Start

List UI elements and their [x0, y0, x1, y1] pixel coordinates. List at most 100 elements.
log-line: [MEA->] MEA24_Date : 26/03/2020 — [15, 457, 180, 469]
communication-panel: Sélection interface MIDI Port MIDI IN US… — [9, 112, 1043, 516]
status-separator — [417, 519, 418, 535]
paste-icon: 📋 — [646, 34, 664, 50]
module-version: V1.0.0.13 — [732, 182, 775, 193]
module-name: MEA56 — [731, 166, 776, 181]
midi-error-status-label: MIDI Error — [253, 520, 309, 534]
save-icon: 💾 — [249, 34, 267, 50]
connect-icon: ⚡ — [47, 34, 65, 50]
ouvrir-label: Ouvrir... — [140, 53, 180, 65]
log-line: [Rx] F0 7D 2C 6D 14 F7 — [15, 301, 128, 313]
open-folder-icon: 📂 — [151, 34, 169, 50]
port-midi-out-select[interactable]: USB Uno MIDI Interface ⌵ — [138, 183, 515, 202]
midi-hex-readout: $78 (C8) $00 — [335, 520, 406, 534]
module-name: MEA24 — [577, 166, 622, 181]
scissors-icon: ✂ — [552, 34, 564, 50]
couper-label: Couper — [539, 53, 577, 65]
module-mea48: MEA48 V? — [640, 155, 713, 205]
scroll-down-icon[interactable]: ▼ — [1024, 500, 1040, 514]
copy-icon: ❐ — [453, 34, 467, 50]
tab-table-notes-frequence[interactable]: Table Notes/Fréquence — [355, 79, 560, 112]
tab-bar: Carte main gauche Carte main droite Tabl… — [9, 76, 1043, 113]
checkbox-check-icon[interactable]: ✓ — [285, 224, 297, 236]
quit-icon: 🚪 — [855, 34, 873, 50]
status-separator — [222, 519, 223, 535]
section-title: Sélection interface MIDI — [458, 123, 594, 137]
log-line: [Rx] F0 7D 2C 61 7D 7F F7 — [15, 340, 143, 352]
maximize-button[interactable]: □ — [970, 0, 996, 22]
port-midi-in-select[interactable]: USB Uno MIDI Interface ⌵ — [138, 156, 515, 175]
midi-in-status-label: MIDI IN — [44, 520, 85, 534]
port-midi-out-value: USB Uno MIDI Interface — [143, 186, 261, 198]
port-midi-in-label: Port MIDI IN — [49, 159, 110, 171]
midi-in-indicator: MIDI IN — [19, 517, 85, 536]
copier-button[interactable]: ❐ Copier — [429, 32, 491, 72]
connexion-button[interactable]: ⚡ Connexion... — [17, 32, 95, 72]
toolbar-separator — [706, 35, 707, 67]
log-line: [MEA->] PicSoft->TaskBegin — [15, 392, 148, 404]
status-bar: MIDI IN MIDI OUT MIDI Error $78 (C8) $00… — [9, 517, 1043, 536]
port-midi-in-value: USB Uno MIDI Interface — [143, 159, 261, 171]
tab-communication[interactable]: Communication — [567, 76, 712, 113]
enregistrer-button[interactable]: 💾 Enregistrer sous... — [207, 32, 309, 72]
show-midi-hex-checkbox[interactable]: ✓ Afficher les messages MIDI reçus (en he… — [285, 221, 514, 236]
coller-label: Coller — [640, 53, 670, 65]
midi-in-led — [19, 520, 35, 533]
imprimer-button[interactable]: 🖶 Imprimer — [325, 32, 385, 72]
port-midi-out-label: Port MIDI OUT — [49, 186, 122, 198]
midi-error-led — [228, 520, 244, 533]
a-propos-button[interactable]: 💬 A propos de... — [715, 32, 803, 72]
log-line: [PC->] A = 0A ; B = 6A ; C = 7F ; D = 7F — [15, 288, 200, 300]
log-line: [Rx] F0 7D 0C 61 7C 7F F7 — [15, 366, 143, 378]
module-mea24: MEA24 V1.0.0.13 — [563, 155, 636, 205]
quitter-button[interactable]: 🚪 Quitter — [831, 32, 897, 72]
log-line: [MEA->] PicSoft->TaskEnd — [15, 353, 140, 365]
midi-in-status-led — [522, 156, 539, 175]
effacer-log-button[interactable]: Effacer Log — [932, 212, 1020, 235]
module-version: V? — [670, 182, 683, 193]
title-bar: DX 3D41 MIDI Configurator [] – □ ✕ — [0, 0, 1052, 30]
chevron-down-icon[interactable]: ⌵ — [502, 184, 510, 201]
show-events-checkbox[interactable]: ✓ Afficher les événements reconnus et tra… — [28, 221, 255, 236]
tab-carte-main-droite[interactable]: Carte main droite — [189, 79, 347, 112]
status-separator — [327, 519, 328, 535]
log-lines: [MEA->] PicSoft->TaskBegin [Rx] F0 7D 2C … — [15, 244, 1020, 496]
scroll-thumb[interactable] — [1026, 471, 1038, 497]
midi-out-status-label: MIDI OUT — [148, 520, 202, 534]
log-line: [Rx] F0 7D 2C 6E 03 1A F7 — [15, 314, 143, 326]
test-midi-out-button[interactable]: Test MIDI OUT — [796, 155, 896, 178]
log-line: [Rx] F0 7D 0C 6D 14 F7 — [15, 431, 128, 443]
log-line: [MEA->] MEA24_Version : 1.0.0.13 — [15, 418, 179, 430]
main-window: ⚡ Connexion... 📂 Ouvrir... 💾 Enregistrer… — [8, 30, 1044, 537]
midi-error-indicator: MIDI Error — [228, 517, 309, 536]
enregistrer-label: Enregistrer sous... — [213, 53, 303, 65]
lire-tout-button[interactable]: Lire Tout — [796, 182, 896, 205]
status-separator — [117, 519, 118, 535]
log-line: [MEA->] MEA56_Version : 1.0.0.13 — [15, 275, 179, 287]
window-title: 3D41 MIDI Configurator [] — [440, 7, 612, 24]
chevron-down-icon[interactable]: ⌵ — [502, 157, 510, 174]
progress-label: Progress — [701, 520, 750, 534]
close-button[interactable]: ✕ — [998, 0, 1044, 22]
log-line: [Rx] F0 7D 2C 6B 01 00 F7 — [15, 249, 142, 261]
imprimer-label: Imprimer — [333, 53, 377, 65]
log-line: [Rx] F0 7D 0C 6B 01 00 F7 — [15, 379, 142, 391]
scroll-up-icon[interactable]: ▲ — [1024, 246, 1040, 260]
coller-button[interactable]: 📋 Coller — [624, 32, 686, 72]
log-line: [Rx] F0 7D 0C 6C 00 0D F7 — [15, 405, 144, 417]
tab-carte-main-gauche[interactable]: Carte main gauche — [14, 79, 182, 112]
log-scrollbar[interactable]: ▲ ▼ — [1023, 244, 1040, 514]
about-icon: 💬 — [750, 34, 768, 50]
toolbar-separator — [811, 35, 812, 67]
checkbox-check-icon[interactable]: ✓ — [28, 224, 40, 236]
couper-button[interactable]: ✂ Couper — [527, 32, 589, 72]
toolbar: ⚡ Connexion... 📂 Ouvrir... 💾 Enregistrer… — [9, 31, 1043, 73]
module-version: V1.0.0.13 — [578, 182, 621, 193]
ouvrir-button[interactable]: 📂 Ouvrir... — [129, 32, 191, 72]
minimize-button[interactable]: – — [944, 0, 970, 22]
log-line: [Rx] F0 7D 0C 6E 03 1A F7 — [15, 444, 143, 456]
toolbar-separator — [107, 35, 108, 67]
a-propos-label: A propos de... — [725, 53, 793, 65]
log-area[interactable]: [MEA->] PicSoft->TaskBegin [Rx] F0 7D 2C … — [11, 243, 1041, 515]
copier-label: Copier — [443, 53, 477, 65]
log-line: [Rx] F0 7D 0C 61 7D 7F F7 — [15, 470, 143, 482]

End

Return, word for word, the lines of the records from the very first one through the line that contains "maximize-button[interactable]: □ —", with both of those lines included.

OUTPUT FOR THIS EXERCISE>
List UI elements and their [x0, y0, x1, y1] pixel coordinates. List at most 100 elements.
log-line: [MEA->] MEA24_Date : 26/03/2020 — [15, 457, 180, 469]
communication-panel: Sélection interface MIDI Port MIDI IN US… — [9, 112, 1043, 516]
status-separator — [417, 519, 418, 535]
paste-icon: 📋 — [646, 34, 664, 50]
module-version: V1.0.0.13 — [732, 182, 775, 193]
module-name: MEA56 — [731, 166, 776, 181]
midi-error-status-label: MIDI Error — [253, 520, 309, 534]
save-icon: 💾 — [249, 34, 267, 50]
connect-icon: ⚡ — [47, 34, 65, 50]
ouvrir-label: Ouvrir... — [140, 53, 180, 65]
log-line: [Rx] F0 7D 2C 6D 14 F7 — [15, 301, 128, 313]
open-folder-icon: 📂 — [151, 34, 169, 50]
port-midi-out-select[interactable]: USB Uno MIDI Interface ⌵ — [138, 183, 515, 202]
midi-hex-readout: $78 (C8) $00 — [335, 520, 406, 534]
module-name: MEA24 — [577, 166, 622, 181]
scissors-icon: ✂ — [552, 34, 564, 50]
couper-label: Couper — [539, 53, 577, 65]
module-mea48: MEA48 V? — [640, 155, 713, 205]
scroll-down-icon[interactable]: ▼ — [1024, 500, 1040, 514]
copy-icon: ❐ — [453, 34, 467, 50]
tab-table-notes-frequence[interactable]: Table Notes/Fréquence — [355, 79, 560, 112]
tab-bar: Carte main gauche Carte main droite Tabl… — [9, 76, 1043, 113]
checkbox-check-icon[interactable]: ✓ — [285, 224, 297, 236]
quit-icon: 🚪 — [855, 34, 873, 50]
status-separator — [222, 519, 223, 535]
section-title: Sélection interface MIDI — [458, 123, 594, 137]
log-line: [Rx] F0 7D 2C 61 7D 7F F7 — [15, 340, 143, 352]
maximize-button[interactable]: □ — [970, 0, 996, 22]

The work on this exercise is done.